◆ PAGE
* * * *

# MAC Bronzer for NC25



## *K_87* (Apr 3, 2008)

I really need a new bronzer. As I'm an NC25 in winter, which would you recommend? I was thinking either golden or refined golden. (bronze would be too dark?) From looking at posts on here, it would seem that refined golden is more shimmery/glittery, so I'm guessing golden would be best as I could contour with it? Unfortunatly I cant get down to MAC at the mo, so can't compare the two. Thanks for any advice


----------



## trollydolly (Apr 3, 2008)

i bought bronzing powder in golden a couple of weeks ago and i love it. with a lot of bronzers ive used in the past ive noticed they can be a bit on the orangey side but golden is perfect! it is less shimmery than refined golden but its the perfect 'tan' colour .
im nw20 for reference.


----------



## VDUB*BELLA (Apr 4, 2008)

10000% agree ^^^

I use GOLDEN as well and I am NC25 in the winter
Absolutely PERFECT. It gives you a beautiful tanned glow without shimmer (i.e. MSF's) 
UGhhh I just love it its perfect


----------



## VDUB*BELLA (Apr 4, 2008)

oh and yes you can definately use to contour as well due to the lack of shiny shimmery factor.


----------



## iluvmac (Apr 4, 2008)

I'm NW20 and use Refined Golden, but only when I'm tanned. If you want to use it now, Golden is better.


----------



## stacylynne (Apr 4, 2008)

I'm an NC27. I actually use NC43 as a bronzer & apply prizm or blushbaby blush to the apples of my cheeks


----------



## *K_87* (Apr 4, 2008)

Thanks for all your help. Looks like I shall be going for the golden bronzer then !


----------



## sparklingmuse (Apr 5, 2008)

im nw25 and i use refined golden as a bronzer. a mua helped pick it out for me


----------

* * * *

◆ DATA ROWS
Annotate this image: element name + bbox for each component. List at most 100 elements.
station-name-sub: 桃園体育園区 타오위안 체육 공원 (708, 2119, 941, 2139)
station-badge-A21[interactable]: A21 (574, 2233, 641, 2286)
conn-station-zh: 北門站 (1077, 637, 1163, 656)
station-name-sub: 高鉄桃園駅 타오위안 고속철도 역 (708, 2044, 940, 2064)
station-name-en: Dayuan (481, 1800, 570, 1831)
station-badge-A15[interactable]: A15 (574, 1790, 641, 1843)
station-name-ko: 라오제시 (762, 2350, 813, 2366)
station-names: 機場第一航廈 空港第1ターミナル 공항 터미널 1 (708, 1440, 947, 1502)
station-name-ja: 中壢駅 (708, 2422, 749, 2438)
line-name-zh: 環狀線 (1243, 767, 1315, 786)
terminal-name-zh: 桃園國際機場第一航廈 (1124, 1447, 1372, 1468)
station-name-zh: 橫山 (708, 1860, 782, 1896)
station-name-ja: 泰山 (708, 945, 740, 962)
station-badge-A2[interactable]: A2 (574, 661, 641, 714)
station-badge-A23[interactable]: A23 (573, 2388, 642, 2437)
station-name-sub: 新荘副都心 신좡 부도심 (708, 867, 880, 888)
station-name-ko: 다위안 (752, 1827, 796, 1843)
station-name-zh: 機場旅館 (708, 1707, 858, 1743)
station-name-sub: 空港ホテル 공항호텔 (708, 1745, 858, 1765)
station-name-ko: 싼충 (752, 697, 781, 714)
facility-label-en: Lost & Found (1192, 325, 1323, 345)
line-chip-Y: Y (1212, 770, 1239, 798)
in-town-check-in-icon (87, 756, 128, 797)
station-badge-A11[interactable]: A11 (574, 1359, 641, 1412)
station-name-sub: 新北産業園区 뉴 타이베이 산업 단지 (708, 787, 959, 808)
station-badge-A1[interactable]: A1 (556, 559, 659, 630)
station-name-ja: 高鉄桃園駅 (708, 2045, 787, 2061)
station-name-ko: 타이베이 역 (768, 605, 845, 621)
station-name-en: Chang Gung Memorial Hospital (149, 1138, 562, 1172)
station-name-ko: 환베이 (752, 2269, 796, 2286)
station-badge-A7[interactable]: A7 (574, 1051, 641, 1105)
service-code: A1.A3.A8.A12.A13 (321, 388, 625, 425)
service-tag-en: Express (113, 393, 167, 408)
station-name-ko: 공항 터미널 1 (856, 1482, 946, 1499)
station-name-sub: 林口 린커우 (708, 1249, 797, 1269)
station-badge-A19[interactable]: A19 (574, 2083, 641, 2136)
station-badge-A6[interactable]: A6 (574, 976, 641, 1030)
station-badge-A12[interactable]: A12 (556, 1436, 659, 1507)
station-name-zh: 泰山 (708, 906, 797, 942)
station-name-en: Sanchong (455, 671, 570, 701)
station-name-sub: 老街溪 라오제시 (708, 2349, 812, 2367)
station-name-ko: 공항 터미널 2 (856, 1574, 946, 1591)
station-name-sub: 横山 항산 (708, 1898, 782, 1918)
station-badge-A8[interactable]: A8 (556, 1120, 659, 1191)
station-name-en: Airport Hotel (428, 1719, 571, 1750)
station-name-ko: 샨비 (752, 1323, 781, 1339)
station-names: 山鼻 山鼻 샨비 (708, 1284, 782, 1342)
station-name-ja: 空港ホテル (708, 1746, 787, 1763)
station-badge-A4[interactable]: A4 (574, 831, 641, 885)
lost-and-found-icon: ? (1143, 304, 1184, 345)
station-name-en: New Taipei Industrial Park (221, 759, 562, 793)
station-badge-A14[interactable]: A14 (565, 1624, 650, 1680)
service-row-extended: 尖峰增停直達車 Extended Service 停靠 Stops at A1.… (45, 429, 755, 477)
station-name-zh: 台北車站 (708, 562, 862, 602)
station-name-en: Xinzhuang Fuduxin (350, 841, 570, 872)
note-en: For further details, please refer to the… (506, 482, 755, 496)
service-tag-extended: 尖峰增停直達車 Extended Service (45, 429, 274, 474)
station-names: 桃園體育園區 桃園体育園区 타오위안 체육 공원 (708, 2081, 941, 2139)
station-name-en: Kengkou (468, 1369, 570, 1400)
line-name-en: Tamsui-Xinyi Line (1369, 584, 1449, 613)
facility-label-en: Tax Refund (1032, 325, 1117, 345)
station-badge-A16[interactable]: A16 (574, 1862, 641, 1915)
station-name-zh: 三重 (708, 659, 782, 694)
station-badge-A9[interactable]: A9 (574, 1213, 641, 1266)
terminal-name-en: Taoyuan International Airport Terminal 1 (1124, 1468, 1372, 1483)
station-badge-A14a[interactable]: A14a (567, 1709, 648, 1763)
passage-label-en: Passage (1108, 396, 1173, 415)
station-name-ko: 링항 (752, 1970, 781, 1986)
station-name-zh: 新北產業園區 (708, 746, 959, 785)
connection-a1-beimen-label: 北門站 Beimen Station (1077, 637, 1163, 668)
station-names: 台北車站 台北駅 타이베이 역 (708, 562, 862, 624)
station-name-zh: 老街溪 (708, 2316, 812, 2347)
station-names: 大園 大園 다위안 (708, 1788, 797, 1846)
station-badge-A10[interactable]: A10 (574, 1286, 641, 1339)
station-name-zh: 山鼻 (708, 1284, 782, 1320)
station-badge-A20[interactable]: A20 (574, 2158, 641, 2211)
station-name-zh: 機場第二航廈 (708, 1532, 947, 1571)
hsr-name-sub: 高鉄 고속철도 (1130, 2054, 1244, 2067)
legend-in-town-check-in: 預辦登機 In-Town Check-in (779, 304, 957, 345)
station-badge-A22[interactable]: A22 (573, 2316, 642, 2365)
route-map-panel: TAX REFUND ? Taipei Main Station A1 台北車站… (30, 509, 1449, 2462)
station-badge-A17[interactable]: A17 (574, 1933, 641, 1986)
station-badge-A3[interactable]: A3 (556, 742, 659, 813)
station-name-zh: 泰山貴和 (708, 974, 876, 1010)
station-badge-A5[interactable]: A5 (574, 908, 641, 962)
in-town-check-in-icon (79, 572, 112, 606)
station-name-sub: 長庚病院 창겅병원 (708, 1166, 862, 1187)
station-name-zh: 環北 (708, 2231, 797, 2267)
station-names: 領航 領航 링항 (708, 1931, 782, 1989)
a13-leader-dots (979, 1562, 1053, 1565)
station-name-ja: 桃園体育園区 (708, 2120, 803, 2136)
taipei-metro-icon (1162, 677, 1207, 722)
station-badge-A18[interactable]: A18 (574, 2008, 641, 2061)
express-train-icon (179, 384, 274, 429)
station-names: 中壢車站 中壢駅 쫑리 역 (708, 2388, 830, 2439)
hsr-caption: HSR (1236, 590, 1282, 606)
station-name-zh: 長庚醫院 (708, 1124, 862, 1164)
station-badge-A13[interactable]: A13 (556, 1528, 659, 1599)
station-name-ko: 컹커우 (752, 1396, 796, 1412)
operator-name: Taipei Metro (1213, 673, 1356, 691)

* * * *

◆ YOUR TASKS
- a) Reproduce, word for word, everything in the bronzer thread from "I really need" down to "trollydolly (Apr 3, 2008)".
- b) In the bronzer thread, what does stacylynne use as a bronzer?
- c) Name every distinct username that posted in the bronzer thread.
Answer from the bronzer thread alone; the records play no part.

◆ RESPONSES FOR EACH TASK
- a)
I really need a new bronzer. As I'm an NC25 in winter, which would you recommend? I was thinking either golden or refined golden. (bronze would be too dark?) From looking at posts on here, it would seem that refined golden is more shimmery/glittery, so I'm guessing golden would be best as I could contour with it? Unfortunatly I cant get down to MAC at the mo, so can't compare the two. Thanks for any advice


----------



## trollydolly (Apr 3, 2008)

- b) NC43.

- c) *K_87*, trollydolly, VDUB*BELLA, iluvmac, stacylynne, sparklingmuse